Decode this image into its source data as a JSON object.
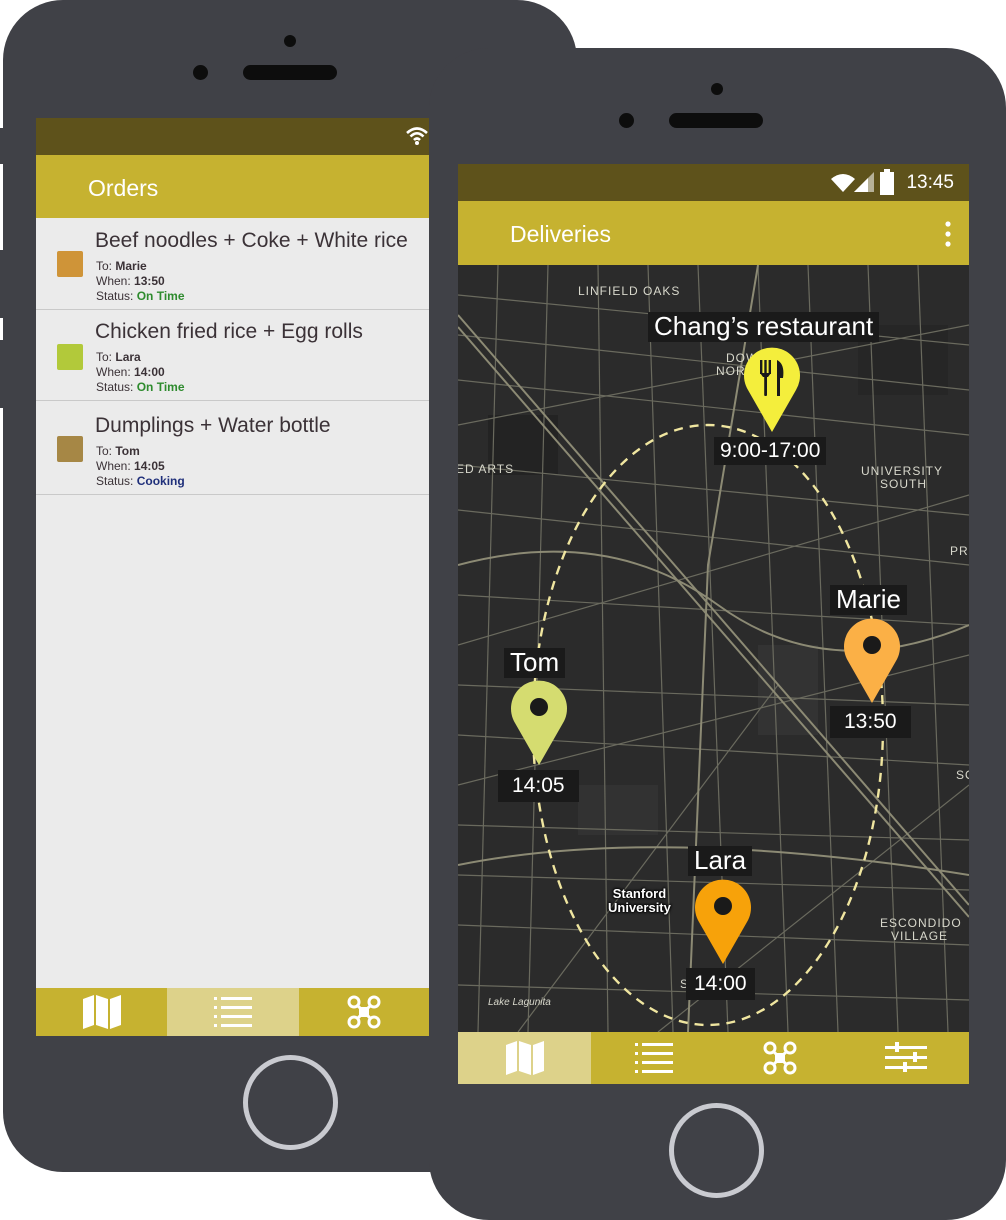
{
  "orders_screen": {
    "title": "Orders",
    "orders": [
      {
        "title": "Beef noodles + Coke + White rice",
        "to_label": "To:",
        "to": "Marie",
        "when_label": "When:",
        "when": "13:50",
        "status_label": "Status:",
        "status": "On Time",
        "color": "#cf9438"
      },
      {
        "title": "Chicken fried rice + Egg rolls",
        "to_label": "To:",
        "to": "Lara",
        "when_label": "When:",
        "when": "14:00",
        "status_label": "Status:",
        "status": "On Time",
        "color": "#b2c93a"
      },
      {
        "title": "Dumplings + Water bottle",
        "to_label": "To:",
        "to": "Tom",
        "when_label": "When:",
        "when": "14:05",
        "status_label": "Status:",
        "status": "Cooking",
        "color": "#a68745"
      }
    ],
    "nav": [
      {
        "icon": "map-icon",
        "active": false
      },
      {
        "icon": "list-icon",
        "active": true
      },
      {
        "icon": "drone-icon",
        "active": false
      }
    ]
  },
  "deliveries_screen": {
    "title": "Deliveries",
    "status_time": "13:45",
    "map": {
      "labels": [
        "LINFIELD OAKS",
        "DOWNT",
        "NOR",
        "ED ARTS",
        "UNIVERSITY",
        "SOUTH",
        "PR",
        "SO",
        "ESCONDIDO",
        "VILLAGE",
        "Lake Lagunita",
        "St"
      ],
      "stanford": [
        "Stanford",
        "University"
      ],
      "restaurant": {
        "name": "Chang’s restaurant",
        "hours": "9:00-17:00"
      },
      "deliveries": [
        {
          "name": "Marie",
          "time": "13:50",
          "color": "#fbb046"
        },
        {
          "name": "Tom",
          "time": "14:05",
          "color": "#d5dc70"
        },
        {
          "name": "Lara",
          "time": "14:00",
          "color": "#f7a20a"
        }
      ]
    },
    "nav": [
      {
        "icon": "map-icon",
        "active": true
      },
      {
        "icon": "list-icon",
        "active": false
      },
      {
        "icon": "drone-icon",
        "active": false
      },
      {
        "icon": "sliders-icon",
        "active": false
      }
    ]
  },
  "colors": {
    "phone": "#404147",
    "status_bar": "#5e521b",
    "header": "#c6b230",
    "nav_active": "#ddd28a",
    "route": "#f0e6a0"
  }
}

- [Stated exercise]:
Identify and list each line with the word "restaurant".

- [Written reply]:
      "restaurant": {
        "name": "Chang’s restaurant",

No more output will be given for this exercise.